(Records excerpted from a collection)
⟨
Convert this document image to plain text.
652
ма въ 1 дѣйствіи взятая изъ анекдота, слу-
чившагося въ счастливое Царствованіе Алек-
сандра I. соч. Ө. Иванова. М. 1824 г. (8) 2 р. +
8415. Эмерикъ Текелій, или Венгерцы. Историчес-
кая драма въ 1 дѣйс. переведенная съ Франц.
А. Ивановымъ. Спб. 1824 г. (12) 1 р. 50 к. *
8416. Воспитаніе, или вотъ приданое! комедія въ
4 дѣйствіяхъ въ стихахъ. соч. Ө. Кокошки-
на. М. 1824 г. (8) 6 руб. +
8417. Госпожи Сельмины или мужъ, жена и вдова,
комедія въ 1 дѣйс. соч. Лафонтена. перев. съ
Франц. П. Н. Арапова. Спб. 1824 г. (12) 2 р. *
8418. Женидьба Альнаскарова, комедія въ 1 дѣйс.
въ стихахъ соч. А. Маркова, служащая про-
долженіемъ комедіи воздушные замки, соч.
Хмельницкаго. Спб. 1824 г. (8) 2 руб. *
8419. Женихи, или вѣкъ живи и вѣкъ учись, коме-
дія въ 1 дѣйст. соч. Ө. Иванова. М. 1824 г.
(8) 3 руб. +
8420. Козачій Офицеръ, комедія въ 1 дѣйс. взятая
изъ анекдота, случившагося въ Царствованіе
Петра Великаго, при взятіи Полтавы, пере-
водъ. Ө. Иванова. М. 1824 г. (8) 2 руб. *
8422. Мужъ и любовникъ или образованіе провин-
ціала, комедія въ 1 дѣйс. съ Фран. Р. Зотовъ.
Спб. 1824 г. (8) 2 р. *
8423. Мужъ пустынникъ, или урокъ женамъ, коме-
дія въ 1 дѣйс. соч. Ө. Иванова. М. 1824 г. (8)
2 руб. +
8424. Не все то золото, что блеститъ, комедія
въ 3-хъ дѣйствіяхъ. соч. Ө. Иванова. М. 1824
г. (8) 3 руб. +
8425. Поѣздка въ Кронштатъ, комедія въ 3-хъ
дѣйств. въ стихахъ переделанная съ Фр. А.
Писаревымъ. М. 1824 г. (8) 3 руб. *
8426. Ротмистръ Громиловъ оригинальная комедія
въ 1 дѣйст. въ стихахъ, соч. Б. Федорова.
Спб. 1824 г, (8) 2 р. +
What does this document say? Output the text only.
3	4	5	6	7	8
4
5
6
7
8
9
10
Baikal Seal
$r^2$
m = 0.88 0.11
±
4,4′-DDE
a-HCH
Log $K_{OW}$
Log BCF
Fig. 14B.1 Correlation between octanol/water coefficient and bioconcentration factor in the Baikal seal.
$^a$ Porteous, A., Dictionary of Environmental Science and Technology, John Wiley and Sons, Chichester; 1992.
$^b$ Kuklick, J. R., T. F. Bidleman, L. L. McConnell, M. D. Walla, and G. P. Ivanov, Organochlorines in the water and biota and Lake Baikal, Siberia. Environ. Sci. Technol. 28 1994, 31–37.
⟩
◆ Requirement: Output the entries exactly.

◆ Solution to the exercise:
Convert this document image to plain text.
652
ма въ 1 дѣйствіи взятая изъ анекдота, слу-
чившагося въ счастливое Царствованіе Алек-
сандра I. соч. Ө. Иванова. М. 1824 г. (8) 2 р. +
8415. Эмерикъ Текелій, или Венгерцы. Историчес-
кая драма въ 1 дѣйс. переведенная съ Франц.
А. Ивановымъ. Спб. 1824 г. (12) 1 р. 50 к. *
8416. Воспитаніе, или вотъ приданое! комедія въ
4 дѣйствіяхъ въ стихахъ. соч. Ө. Кокошки-
на. М. 1824 г. (8) 6 руб. +
8417. Госпожи Сельмины или мужъ, жена и вдова,
комедія въ 1 дѣйс. соч. Лафонтена. перев. съ
Франц. П. Н. Арапова. Спб. 1824 г. (12) 2 р. *
8418. Женидьба Альнаскарова, комедія въ 1 дѣйс.
въ стихахъ соч. А. Маркова, служащая про-
долженіемъ комедіи воздушные замки, соч.
Хмельницкаго. Спб. 1824 г. (8) 2 руб. *
8419. Женихи, или вѣкъ живи и вѣкъ учись, коме-
дія въ 1 дѣйст. соч. Ө. Иванова. М. 1824 г.
(8) 3 руб. +
8420. Козачій Офицеръ, комедія въ 1 дѣйс. взятая
изъ анекдота, случившагося въ Царствованіе
Петра Великаго, при взятіи Полтавы, пере-
водъ. Ө. Иванова. М. 1824 г. (8) 2 руб. *
8422. Мужъ и любовникъ или образованіе провин-
ціала, комедія въ 1 дѣйс. съ Фран. Р. Зотовъ.
Спб. 1824 г. (8) 2 р. *
8423. Мужъ пустынникъ, или урокъ женамъ, коме-
дія въ 1 дѣйс. соч. Ө. Иванова. М. 1824 г. (8)
2 руб. +
8424. Не все то золото, что блеститъ, комедія
въ 3-хъ дѣйствіяхъ. соч. Ө. Иванова. М. 1824
г. (8) 3 руб. +
8425. Поѣздка въ Кронштатъ, комедія въ 3-хъ
дѣйств. въ стихахъ переделанная съ Фр. А.
Писаревымъ. М. 1824 г. (8) 3 руб. *
8426. Ротмистръ Громиловъ оригинальная комедія
въ 1 дѣйст. въ стихахъ, соч. Б. Федорова.
Спб. 1824 г, (8) 2 р. +
What does this document say? Output the text only.
3	4	5	6	7	8
4
5
6
7
8
9
10
Baikal Seal
$r^2$
m = 0.88 0.11
±
4,4′-DDE
a-HCH
Log $K_{OW}$
Log BCF
Fig. 14B.1 Correlation between octanol/water coefficient and bioconcentration factor in the Baikal seal.
$^a$ Porteous, A., Dictionary of Environmental Science and Technology, John Wiley and Sons, Chichester; 1992.
$^b$ Kuklick, J. R., T. F. Bidleman, L. L. McConnell, M. D. Walla, and G. P. Ivanov, Organochlorines in the water and biota and Lake Baikal, Siberia. Environ. Sci. Technol. 28 1994, 31–37.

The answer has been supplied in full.